2010-12-08
Exploring a limitation of the DTrace fbt provider (on x86)
The fine documentation for DTrace's kernel function tracer contains a little note that you might easily miss if, like me, you were just skimming:
For each instruction set, there are a small number of functions that do not call other functions and are highly optimized by the compiler (so-called leaf functions) that cannot be instrumented by FBT.
The first thing to know is that DTrace does not have any useful error messages when you run into this. Instead of a helpful note about, say, 'this function exists but cannot be traced', you get the generic report 'probe description fbt:<X>:entry does not match any probes'. If you know that the function exists, this is what you're running into.
(And speaking from personal experience, it is very puzzling and annoying if you've run into it and you didn't notice the note in the documentation. I spent rather a lot of time beating my head against this.)

Data listing:

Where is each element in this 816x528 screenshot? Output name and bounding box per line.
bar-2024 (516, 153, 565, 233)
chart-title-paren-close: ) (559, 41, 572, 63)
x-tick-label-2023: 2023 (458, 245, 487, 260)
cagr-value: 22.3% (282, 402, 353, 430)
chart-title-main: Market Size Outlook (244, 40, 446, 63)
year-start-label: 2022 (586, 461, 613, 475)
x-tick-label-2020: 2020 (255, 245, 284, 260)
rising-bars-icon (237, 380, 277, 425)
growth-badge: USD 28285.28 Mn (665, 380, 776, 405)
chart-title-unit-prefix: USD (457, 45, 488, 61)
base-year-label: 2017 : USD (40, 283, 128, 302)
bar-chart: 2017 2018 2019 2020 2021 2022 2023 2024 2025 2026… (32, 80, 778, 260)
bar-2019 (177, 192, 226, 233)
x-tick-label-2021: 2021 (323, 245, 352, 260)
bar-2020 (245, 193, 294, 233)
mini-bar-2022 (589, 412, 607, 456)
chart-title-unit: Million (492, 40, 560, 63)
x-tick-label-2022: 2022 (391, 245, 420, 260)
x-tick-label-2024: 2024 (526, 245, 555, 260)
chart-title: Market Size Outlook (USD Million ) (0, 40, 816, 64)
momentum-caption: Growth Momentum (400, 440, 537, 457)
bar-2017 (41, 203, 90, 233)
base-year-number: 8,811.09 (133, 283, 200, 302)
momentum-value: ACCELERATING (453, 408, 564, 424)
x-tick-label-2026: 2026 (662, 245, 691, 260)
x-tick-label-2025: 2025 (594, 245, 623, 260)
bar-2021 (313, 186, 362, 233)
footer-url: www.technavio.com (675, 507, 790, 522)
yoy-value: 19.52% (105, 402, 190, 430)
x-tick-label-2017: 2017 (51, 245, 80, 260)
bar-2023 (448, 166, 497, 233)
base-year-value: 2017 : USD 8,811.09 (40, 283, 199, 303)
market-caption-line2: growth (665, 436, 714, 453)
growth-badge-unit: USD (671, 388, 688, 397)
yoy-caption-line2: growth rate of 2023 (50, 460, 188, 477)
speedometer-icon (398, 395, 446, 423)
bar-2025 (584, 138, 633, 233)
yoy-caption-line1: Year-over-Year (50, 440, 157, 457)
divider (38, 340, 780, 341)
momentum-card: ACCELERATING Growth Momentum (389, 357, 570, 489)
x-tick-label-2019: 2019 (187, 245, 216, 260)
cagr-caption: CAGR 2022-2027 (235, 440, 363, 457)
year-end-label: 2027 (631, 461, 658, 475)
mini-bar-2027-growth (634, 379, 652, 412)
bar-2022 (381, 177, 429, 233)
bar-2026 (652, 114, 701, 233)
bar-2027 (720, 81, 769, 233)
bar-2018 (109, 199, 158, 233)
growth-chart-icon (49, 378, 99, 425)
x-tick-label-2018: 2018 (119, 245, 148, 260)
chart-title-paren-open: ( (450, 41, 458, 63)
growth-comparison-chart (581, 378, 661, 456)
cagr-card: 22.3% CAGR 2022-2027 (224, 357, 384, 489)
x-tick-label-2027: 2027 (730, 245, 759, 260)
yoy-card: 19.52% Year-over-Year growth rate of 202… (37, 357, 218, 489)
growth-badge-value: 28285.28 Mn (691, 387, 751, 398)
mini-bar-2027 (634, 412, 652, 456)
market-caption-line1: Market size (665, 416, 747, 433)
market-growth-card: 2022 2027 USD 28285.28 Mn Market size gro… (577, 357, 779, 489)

Task list:
(a) In the DTrace post, what name is given to the highly optimized functions that do not call other functions?
(b) Reproduce the DTrace post from "The fine documentation" up to and including "instrumented by FBT.".

Completed exercise:
(a) They are called leaf functions.

(b)
The fine documentation for DTrace's kernel function tracer contains a little note that you might easily miss if, like me, you were just skimming:
For each instruction set, there are a small number of functions that do not call other functions and are highly optimized by the compiler (so-called leaf functions) that cannot be instrumented by FBT.